[start]

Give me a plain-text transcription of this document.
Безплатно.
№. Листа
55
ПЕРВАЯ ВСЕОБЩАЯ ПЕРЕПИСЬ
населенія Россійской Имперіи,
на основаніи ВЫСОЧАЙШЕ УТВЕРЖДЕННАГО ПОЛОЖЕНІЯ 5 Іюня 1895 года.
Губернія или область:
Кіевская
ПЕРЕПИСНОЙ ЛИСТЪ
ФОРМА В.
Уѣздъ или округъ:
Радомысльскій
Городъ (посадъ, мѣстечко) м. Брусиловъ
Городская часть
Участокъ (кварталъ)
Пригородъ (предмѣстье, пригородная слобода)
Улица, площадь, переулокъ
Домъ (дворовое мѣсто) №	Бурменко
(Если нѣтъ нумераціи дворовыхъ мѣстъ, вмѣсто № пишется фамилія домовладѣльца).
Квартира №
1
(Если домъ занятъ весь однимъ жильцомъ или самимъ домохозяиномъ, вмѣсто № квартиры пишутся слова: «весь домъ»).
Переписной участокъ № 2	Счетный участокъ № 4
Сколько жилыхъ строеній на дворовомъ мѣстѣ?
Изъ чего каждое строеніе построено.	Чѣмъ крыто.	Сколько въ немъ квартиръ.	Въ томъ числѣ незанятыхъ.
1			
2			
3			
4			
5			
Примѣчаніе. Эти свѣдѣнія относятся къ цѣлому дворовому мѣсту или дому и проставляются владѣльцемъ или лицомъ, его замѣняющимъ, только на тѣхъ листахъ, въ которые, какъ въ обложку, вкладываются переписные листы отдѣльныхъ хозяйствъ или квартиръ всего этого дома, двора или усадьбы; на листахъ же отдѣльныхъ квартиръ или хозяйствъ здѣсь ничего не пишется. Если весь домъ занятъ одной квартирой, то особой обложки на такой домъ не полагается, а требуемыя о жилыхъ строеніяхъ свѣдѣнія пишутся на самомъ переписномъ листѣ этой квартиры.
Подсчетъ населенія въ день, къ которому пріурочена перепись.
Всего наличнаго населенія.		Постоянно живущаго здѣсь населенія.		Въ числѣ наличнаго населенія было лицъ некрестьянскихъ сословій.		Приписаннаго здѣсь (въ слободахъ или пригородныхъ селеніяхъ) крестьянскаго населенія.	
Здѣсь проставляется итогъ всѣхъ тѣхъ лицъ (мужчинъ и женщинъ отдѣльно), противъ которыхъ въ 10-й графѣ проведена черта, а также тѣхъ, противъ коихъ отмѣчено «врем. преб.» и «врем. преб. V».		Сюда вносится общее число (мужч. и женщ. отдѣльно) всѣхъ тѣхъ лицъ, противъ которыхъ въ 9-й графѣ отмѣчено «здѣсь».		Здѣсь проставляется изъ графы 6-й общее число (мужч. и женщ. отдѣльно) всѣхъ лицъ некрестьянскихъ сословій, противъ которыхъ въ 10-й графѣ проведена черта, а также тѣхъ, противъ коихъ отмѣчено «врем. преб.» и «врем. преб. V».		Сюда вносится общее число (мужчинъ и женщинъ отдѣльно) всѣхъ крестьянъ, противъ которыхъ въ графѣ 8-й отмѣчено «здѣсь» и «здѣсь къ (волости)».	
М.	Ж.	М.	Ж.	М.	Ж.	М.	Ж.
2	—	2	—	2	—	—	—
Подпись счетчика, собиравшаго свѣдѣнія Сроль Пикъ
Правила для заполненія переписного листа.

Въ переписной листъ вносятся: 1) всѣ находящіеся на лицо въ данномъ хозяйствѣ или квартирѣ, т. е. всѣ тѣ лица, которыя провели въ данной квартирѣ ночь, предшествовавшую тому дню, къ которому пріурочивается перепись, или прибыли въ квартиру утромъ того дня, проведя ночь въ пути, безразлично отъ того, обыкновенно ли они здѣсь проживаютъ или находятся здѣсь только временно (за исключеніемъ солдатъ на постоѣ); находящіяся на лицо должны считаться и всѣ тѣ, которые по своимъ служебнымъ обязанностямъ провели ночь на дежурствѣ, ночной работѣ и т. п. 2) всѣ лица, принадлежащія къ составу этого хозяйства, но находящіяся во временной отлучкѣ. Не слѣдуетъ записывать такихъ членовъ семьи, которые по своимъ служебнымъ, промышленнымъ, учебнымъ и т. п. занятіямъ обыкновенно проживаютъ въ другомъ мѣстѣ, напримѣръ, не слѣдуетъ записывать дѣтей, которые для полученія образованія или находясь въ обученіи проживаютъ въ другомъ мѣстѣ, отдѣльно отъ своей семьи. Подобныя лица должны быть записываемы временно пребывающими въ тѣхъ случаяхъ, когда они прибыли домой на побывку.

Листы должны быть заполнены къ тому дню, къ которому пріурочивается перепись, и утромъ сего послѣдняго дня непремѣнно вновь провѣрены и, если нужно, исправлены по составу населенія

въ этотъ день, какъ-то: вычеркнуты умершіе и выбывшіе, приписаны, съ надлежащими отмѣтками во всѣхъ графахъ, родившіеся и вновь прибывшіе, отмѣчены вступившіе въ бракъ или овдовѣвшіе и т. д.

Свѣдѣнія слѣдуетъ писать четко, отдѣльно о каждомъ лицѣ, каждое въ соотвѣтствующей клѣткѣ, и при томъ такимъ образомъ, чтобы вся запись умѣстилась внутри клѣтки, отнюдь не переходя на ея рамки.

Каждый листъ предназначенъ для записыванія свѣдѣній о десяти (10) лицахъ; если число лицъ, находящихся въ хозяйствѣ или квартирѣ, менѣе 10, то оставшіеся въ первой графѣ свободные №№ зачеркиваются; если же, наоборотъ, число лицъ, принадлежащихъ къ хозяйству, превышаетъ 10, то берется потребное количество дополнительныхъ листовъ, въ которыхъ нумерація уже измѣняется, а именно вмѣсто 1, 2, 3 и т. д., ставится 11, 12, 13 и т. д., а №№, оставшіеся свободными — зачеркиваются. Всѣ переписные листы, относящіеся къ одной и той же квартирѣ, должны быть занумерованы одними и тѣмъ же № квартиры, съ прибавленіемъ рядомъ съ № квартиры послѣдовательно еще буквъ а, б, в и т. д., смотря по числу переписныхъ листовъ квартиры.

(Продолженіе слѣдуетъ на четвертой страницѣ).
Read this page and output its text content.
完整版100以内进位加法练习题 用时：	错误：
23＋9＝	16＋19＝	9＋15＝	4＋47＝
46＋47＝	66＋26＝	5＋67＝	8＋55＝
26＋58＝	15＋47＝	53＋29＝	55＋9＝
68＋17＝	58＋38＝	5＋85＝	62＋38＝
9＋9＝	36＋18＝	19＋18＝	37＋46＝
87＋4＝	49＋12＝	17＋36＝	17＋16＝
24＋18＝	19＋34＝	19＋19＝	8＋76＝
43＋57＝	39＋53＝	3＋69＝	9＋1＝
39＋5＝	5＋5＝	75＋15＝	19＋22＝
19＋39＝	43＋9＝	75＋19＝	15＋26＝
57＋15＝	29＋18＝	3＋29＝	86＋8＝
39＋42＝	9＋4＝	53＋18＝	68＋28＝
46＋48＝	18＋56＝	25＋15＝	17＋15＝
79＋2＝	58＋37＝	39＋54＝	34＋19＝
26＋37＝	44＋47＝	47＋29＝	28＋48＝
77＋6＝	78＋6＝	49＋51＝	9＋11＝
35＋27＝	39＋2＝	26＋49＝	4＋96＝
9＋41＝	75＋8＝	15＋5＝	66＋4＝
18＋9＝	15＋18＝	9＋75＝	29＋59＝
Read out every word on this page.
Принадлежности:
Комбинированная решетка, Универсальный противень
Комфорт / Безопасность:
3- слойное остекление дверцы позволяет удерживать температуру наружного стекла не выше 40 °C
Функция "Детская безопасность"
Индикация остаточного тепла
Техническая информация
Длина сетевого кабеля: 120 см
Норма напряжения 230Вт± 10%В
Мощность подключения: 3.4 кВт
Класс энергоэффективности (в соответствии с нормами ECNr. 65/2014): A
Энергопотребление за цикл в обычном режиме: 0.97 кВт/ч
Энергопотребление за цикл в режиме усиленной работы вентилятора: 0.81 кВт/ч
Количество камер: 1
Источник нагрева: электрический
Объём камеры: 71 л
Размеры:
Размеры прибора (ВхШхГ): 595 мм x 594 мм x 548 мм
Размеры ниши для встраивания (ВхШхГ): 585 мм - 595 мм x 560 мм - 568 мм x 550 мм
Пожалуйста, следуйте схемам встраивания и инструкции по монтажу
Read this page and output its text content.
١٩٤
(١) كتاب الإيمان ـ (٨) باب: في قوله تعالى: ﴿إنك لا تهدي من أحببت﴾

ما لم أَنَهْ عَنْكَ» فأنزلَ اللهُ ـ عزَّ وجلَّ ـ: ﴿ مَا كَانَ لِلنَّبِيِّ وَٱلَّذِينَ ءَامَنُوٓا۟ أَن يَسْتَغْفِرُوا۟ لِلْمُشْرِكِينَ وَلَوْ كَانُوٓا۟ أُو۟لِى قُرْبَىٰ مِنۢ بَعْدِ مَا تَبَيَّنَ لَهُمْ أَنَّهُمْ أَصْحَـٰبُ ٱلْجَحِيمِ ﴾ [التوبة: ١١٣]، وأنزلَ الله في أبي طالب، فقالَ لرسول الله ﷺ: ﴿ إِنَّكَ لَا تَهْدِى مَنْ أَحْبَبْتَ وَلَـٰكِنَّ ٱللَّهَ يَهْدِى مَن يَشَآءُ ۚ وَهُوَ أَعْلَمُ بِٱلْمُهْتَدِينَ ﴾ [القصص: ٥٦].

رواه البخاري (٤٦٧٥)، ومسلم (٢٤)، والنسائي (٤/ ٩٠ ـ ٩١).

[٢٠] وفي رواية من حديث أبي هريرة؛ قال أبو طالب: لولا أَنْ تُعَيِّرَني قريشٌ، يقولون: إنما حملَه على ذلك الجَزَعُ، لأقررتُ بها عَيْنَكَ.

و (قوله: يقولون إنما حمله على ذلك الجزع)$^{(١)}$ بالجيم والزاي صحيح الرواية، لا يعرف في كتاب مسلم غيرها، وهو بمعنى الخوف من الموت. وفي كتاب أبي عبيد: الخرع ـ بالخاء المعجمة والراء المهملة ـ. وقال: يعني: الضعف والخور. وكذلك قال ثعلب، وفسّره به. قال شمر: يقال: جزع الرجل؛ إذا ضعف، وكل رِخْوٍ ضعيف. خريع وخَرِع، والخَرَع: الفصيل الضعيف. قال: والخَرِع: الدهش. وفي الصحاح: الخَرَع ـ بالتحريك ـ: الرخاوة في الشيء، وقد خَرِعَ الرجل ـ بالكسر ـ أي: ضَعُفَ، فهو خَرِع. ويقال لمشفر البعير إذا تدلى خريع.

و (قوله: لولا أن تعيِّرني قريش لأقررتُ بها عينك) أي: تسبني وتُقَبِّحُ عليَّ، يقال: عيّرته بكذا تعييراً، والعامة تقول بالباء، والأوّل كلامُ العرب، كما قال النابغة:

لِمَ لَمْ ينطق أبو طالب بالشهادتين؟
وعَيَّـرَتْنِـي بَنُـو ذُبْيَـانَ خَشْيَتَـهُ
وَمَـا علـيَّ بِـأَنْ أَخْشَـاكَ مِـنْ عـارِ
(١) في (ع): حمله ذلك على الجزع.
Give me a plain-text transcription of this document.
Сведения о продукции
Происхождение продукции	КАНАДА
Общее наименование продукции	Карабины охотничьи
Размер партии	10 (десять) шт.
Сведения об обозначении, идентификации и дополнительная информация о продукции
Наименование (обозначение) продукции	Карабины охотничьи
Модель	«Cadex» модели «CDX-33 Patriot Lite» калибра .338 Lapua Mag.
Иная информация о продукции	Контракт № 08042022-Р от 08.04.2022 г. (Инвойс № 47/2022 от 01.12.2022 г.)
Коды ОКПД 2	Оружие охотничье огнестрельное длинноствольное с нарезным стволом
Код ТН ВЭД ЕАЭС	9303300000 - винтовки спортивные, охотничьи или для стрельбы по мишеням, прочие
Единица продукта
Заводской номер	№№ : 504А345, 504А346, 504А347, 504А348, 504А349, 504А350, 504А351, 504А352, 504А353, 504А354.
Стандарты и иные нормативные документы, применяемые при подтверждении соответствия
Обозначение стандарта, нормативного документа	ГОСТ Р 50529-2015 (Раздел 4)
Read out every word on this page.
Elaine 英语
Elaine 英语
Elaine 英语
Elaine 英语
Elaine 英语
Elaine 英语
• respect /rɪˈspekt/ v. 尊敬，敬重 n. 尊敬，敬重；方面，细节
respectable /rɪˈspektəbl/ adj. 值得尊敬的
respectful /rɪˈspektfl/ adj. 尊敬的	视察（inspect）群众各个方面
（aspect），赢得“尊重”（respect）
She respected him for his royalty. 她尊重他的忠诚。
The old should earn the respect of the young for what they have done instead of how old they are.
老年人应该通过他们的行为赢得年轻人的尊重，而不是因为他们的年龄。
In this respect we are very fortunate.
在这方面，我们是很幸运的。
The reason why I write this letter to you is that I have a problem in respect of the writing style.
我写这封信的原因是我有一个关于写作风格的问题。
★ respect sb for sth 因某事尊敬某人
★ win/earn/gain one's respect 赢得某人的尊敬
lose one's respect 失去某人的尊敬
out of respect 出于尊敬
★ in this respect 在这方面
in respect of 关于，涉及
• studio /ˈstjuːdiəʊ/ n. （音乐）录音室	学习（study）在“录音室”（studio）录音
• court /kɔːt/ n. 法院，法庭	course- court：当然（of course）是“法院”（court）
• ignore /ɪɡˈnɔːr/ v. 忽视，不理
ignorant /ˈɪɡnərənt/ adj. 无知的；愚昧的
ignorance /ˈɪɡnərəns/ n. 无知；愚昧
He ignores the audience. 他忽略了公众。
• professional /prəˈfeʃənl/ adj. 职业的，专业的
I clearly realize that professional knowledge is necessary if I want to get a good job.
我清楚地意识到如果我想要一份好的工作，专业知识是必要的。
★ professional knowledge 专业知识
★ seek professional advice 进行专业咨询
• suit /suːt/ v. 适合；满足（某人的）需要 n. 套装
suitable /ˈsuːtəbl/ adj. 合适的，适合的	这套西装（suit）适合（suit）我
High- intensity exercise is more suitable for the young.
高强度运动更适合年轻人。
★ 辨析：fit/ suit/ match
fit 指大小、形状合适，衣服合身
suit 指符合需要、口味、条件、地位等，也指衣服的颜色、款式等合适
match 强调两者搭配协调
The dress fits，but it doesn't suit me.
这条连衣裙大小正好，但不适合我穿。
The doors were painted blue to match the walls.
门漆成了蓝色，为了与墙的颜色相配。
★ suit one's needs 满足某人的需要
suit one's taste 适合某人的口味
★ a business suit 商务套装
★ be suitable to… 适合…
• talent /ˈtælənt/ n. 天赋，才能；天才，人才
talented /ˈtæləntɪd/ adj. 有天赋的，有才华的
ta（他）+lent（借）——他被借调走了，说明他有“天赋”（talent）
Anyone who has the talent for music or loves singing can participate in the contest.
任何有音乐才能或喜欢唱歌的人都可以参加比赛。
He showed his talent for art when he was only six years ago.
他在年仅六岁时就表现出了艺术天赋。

[end]

• **WORK INSTRUCTIONS**
Show every line of the listing in which the string "продукции" can be found.

• **OUTPUT OF THE EXERCISE**
Сведения о продукции
Происхождение продукции	КАНАДА
Общее наименование продукции	Карабины охотничьи
Сведения об обозначении, идентификации и дополнительная информация о продукции
Наименование (обозначение) продукции	Карабины охотничьи
Иная информация о продукции	Контракт № 08042022-Р от 08.04.2022 г. (Инвойс № 47/2022 от 01.12.2022 г.)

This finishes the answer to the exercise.